* _Problem statement_
Your task is to output the data exactly as it stands.

(Data records)
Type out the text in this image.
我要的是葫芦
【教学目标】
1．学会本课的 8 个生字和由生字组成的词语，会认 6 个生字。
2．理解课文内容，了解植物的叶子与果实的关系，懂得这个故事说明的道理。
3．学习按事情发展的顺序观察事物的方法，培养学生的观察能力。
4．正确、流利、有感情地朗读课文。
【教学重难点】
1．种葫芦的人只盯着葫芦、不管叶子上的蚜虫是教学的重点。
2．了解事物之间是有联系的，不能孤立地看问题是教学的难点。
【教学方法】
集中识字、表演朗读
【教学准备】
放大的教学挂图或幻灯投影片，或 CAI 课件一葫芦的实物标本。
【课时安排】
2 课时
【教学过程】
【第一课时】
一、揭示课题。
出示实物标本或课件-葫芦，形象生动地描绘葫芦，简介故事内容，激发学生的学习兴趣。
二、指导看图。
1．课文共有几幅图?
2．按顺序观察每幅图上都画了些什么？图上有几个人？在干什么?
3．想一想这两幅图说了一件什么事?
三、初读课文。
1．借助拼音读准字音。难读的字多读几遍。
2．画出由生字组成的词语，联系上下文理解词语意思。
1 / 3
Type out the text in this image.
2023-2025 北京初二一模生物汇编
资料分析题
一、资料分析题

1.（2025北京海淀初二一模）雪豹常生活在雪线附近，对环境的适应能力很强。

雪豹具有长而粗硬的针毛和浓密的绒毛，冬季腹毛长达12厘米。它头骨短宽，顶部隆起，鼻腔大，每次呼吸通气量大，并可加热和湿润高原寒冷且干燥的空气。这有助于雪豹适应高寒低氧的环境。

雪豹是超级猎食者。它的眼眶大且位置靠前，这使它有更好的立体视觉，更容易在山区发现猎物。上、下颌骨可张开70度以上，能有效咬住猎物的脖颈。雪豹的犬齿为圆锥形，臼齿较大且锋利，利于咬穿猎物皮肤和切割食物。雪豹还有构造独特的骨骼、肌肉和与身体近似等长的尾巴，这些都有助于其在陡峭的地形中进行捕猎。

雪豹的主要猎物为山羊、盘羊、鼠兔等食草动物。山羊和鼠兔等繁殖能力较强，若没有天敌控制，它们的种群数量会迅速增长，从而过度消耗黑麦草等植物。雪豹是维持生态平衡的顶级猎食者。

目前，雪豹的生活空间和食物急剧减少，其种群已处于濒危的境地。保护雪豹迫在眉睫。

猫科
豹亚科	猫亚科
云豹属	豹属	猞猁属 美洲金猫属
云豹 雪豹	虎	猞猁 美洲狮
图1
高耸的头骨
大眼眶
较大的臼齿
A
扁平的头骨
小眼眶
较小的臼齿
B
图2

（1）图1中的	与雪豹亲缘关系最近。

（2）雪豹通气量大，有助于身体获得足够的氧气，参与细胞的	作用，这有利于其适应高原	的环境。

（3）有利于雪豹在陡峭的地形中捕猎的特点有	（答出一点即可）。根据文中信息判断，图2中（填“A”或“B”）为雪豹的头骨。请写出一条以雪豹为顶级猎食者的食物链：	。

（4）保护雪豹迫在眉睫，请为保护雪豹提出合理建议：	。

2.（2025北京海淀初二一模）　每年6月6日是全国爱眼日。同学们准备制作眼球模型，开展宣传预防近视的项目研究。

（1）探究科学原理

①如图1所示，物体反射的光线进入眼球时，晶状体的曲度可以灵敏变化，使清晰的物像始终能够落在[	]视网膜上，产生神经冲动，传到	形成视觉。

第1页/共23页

* _Exercise solution_
Type out the text in this image.
我要的是葫芦
【教学目标】
1．学会本课的 8 个生字和由生字组成的词语，会认 6 个生字。
2．理解课文内容，了解植物的叶子与果实的关系，懂得这个故事说明的道理。
3．学习按事情发展的顺序观察事物的方法，培养学生的观察能力。
4．正确、流利、有感情地朗读课文。
【教学重难点】
1．种葫芦的人只盯着葫芦、不管叶子上的蚜虫是教学的重点。
2．了解事物之间是有联系的，不能孤立地看问题是教学的难点。
【教学方法】
集中识字、表演朗读
【教学准备】
放大的教学挂图或幻灯投影片，或 CAI 课件一葫芦的实物标本。
【课时安排】
2 课时
【教学过程】
【第一课时】
一、揭示课题。
出示实物标本或课件-葫芦，形象生动地描绘葫芦，简介故事内容，激发学生的学习兴趣。
二、指导看图。
1．课文共有几幅图?
2．按顺序观察每幅图上都画了些什么？图上有几个人？在干什么?
3．想一想这两幅图说了一件什么事?
三、初读课文。
1．借助拼音读准字音。难读的字多读几遍。
2．画出由生字组成的词语，联系上下文理解词语意思。
1 / 3
Type out the text in this image.
2023-2025 北京初二一模生物汇编
资料分析题
一、资料分析题

1.（2025北京海淀初二一模）雪豹常生活在雪线附近，对环境的适应能力很强。

雪豹具有长而粗硬的针毛和浓密的绒毛，冬季腹毛长达12厘米。它头骨短宽，顶部隆起，鼻腔大，每次呼吸通气量大，并可加热和湿润高原寒冷且干燥的空气。这有助于雪豹适应高寒低氧的环境。

雪豹是超级猎食者。它的眼眶大且位置靠前，这使它有更好的立体视觉，更容易在山区发现猎物。上、下颌骨可张开70度以上，能有效咬住猎物的脖颈。雪豹的犬齿为圆锥形，臼齿较大且锋利，利于咬穿猎物皮肤和切割食物。雪豹还有构造独特的骨骼、肌肉和与身体近似等长的尾巴，这些都有助于其在陡峭的地形中进行捕猎。

雪豹的主要猎物为山羊、盘羊、鼠兔等食草动物。山羊和鼠兔等繁殖能力较强，若没有天敌控制，它们的种群数量会迅速增长，从而过度消耗黑麦草等植物。雪豹是维持生态平衡的顶级猎食者。

目前，雪豹的生活空间和食物急剧减少，其种群已处于濒危的境地。保护雪豹迫在眉睫。

猫科
豹亚科	猫亚科
云豹属	豹属	猞猁属 美洲金猫属
云豹 雪豹	虎	猞猁 美洲狮
图1
高耸的头骨
大眼眶
较大的臼齿
A
扁平的头骨
小眼眶
较小的臼齿
B
图2

（1）图1中的	与雪豹亲缘关系最近。

（2）雪豹通气量大，有助于身体获得足够的氧气，参与细胞的	作用，这有利于其适应高原	的环境。

（3）有利于雪豹在陡峭的地形中捕猎的特点有	（答出一点即可）。根据文中信息判断，图2中（填“A”或“B”）为雪豹的头骨。请写出一条以雪豹为顶级猎食者的食物链：	。

（4）保护雪豹迫在眉睫，请为保护雪豹提出合理建议：	。

2.（2025北京海淀初二一模）　每年6月6日是全国爱眼日。同学们准备制作眼球模型，开展宣传预防近视的项目研究。

（1）探究科学原理

①如图1所示，物体反射的光线进入眼球时，晶状体的曲度可以灵敏变化，使清晰的物像始终能够落在[	]视网膜上，产生神经冲动，传到	形成视觉。

第1页/共23页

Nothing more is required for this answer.